Figure record listings:
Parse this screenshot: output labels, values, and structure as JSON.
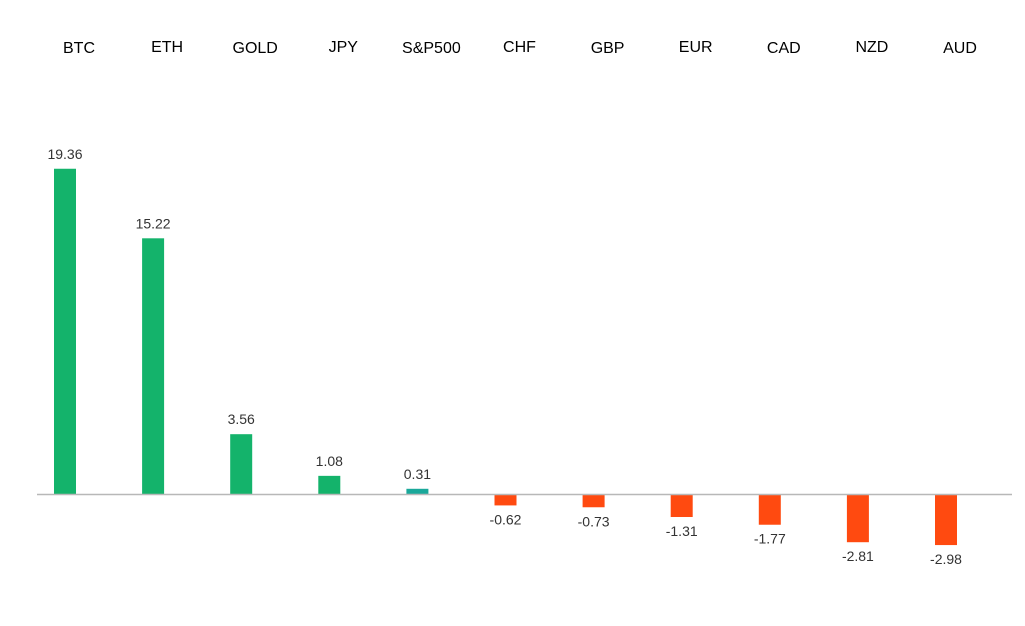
{
  "chart_data": {
    "type": "bar",
    "categories": [
      "BTC",
      "ETH",
      "GOLD",
      "JPY",
      "S&P500",
      "CHF",
      "GBP",
      "EUR",
      "CAD",
      "NZD",
      "AUD"
    ],
    "values": [
      19.36,
      15.22,
      3.56,
      1.08,
      0.31,
      -0.62,
      -0.73,
      -1.31,
      -1.77,
      -2.81,
      -2.98
    ],
    "data_labels": [
      "19.36",
      "15.22",
      "3.56",
      "1.08",
      "0.31",
      "-0.62",
      "-0.73",
      "-1.31",
      "-1.77",
      "-2.81",
      "-2.98"
    ],
    "title": "",
    "xlabel": "",
    "ylabel": "",
    "category_labels_position": "top",
    "grid": false,
    "legend": "none",
    "colors": {
      "positive": "#14b36b",
      "positive_small": "#1aa89a",
      "negative": "#ff4a10",
      "axis": "#b8b8b8"
    }
  }
}
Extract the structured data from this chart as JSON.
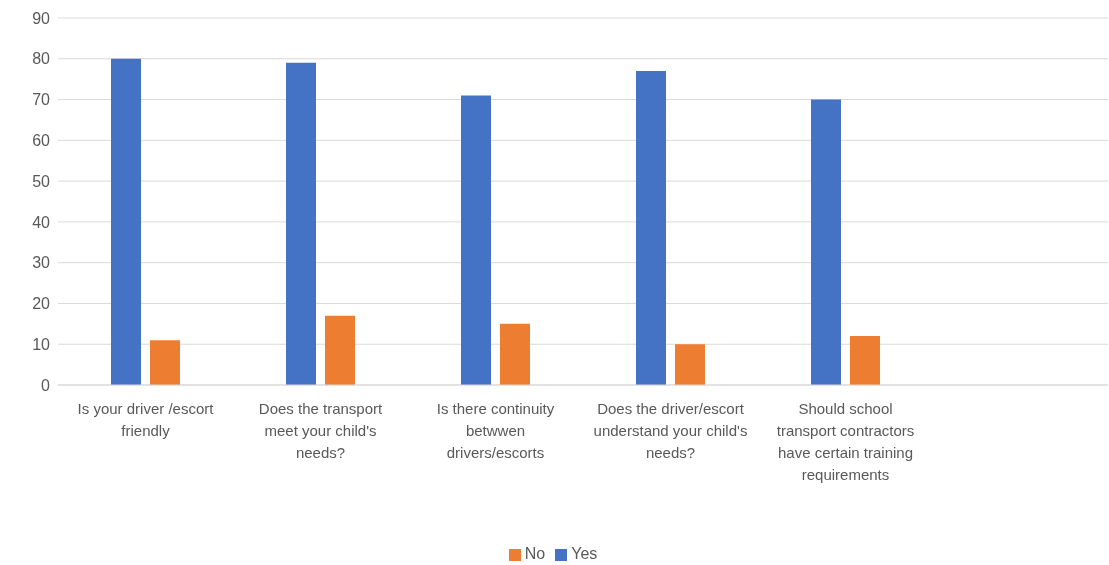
{
  "chart_data": {
    "type": "bar",
    "categories": [
      "Is your driver /escort friendly",
      "Does the transport meet your child's needs?",
      "Is there continuity betwwen drivers/escorts",
      "Does the driver/escort understand your child's needs?",
      "Should school transport contractors have certain training requirements",
      null
    ],
    "series": [
      {
        "name": "Yes",
        "color": "#4472c4",
        "values": [
          80,
          79,
          71,
          77,
          70,
          null
        ]
      },
      {
        "name": "No",
        "color": "#ed7d31",
        "values": [
          11,
          17,
          15,
          10,
          12,
          null
        ]
      }
    ],
    "ylim": [
      0,
      90
    ],
    "yticks": [
      0,
      10,
      20,
      30,
      40,
      50,
      60,
      70,
      80,
      90
    ],
    "grid": "y",
    "legend": "bottom"
  }
}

**What needs to be done**
Transcribe the full listing character for character. Pictures are excluded.

**Result of this task**
Parse this screenshot: output labels, values, and structure as JSON.
{
  "chart_data": {
    "type": "bar",
    "categories": [
      "BTC",
      "ETH",
      "GOLD",
      "JPY",
      "S&P500",
      "CHF",
      "GBP",
      "EUR",
      "CAD",
      "NZD",
      "AUD"
    ],
    "values": [
      19.36,
      15.22,
      3.56,
      1.08,
      0.31,
      -0.62,
      -0.73,
      -1.31,
      -1.77,
      -2.81,
      -2.98
    ],
    "data_labels": [
      "19.36",
      "15.22",
      "3.56",
      "1.08",
      "0.31",
      "-0.62",
      "-0.73",
      "-1.31",
      "-1.77",
      "-2.81",
      "-2.98"
    ],
    "title": "",
    "xlabel": "",
    "ylabel": "",
    "category_labels_position": "top",
    "grid": false,
    "legend": "none",
    "colors": {
      "positive": "#14b36b",
      "positive_small": "#1aa89a",
      "negative": "#ff4a10",
      "axis": "#b8b8b8"
    }
  }
}
Extract the structured data from this chart as JSON.
{
  "chart_data": {
    "type": "bar",
    "categories": [
      "Is your driver /escort friendly",
      "Does the transport meet your child's needs?",
      "Is there continuity betwwen drivers/escorts",
      "Does the driver/escort understand your child's needs?",
      "Should school transport contractors have certain training requirements",
      null
    ],
    "series": [
      {
        "name": "Yes",
        "color": "#4472c4",
        "values": [
          80,
          79,
          71,
          77,
          70,
          null
        ]
      },
      {
        "name": "No",
        "color": "#ed7d31",
        "values": [
          11,
          17,
          15,
          10,
          12,
          null
        ]
      }
    ],
    "ylim": [
      0,
      90
    ],
    "yticks": [
      0,
      10,
      20,
      30,
      40,
      50,
      60,
      70,
      80,
      90
    ],
    "grid": "y",
    "legend": "bottom"
  }
}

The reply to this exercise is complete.